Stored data
..............................

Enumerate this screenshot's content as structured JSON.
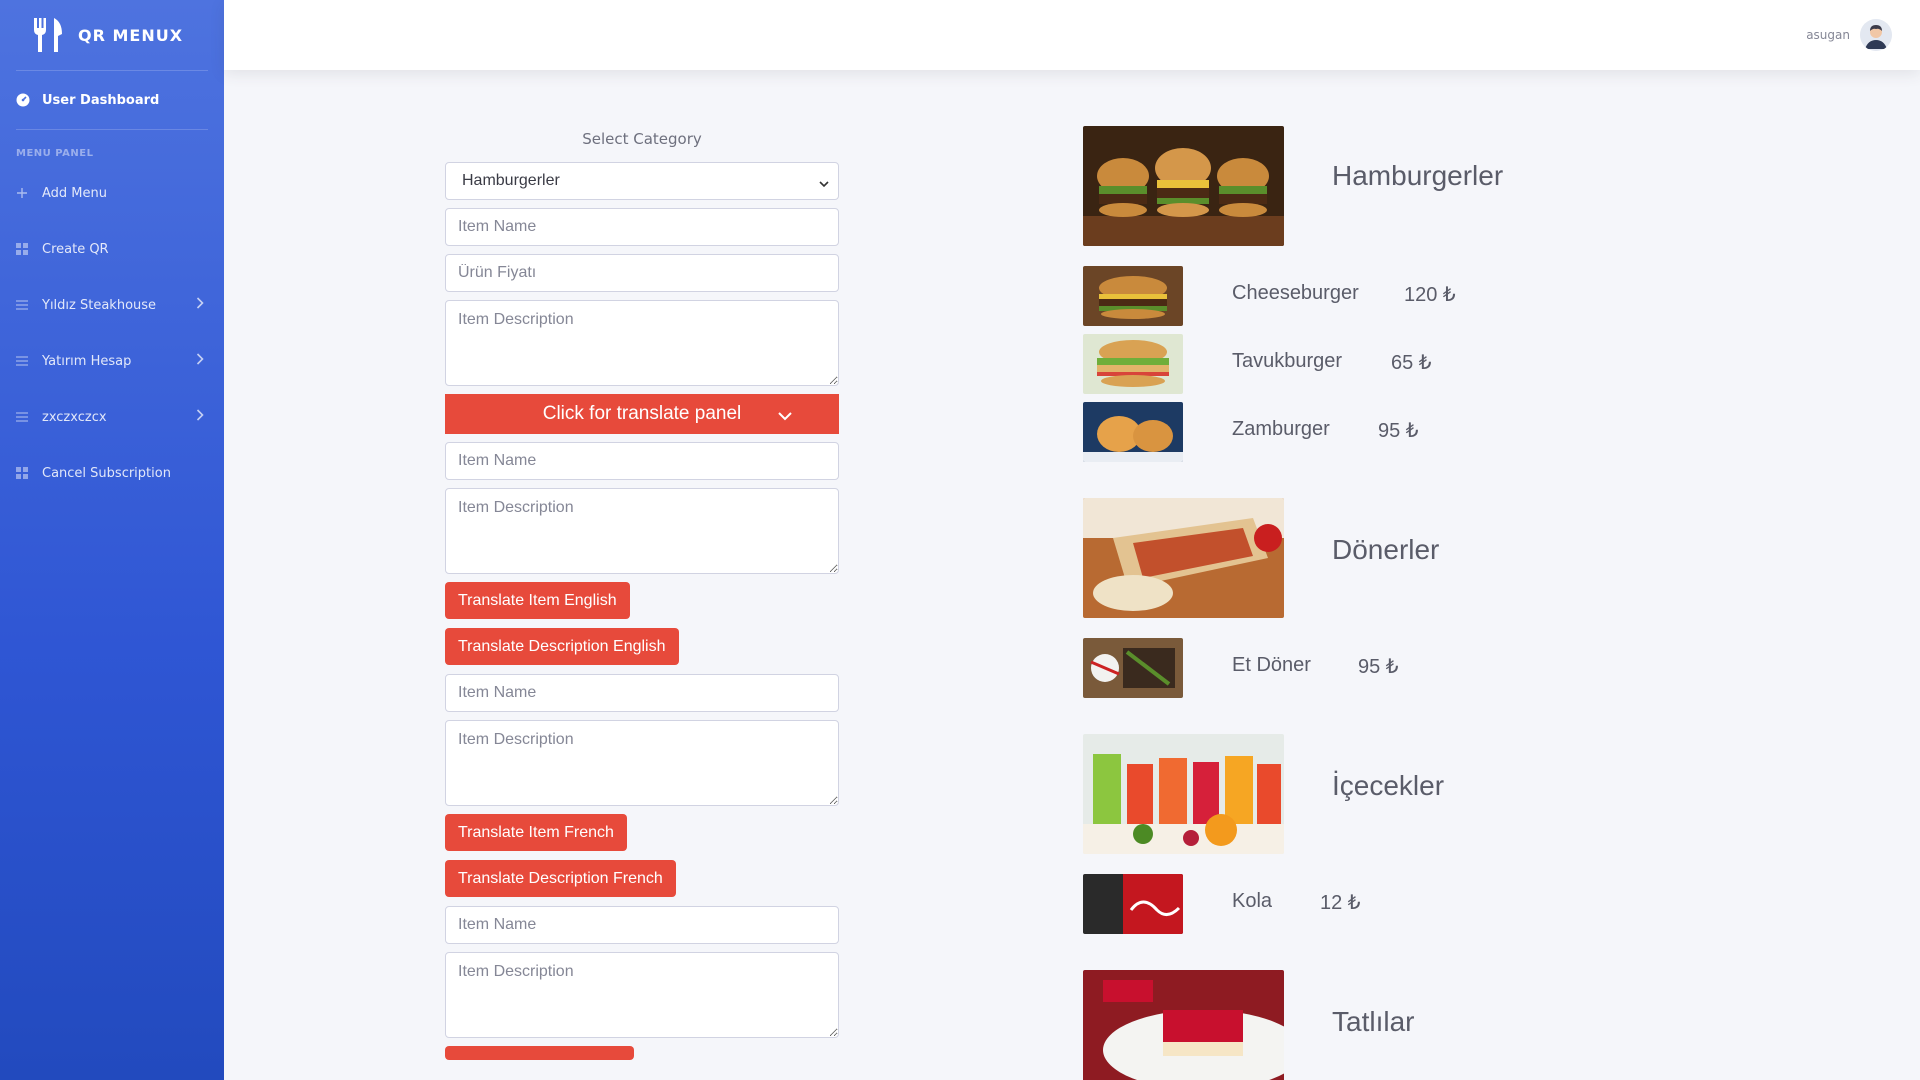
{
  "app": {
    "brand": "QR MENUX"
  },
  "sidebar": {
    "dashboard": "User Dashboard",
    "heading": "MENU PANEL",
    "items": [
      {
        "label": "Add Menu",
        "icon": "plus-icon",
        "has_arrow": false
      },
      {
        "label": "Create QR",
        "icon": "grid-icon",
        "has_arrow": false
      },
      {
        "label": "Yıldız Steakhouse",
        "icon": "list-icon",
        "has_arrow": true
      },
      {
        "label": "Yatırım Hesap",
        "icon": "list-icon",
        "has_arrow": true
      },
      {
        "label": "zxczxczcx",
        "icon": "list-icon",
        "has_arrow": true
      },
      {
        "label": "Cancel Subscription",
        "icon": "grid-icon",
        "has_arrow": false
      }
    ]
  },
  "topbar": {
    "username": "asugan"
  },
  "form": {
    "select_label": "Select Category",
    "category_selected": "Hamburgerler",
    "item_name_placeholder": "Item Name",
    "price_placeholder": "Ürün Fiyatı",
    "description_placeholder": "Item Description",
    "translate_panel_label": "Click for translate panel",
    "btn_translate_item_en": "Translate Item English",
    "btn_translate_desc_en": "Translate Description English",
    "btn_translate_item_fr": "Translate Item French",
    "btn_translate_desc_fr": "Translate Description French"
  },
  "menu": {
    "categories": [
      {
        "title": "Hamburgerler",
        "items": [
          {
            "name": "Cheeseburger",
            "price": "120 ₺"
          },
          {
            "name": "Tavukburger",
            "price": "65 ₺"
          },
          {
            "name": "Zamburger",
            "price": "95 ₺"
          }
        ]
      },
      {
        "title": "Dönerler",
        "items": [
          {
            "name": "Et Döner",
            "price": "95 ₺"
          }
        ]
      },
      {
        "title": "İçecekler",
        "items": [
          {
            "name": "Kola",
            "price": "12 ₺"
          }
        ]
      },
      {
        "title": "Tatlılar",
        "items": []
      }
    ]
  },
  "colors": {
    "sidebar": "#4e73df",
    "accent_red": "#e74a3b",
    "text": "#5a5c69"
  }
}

..............................

● Directions: Find all lines where the word "Description" appears. Copy them.

● Task solution:
    "description_placeholder": "Item Description",
    "btn_translate_desc_en": "Translate Description English",
    "btn_translate_desc_fr": "Translate Description French"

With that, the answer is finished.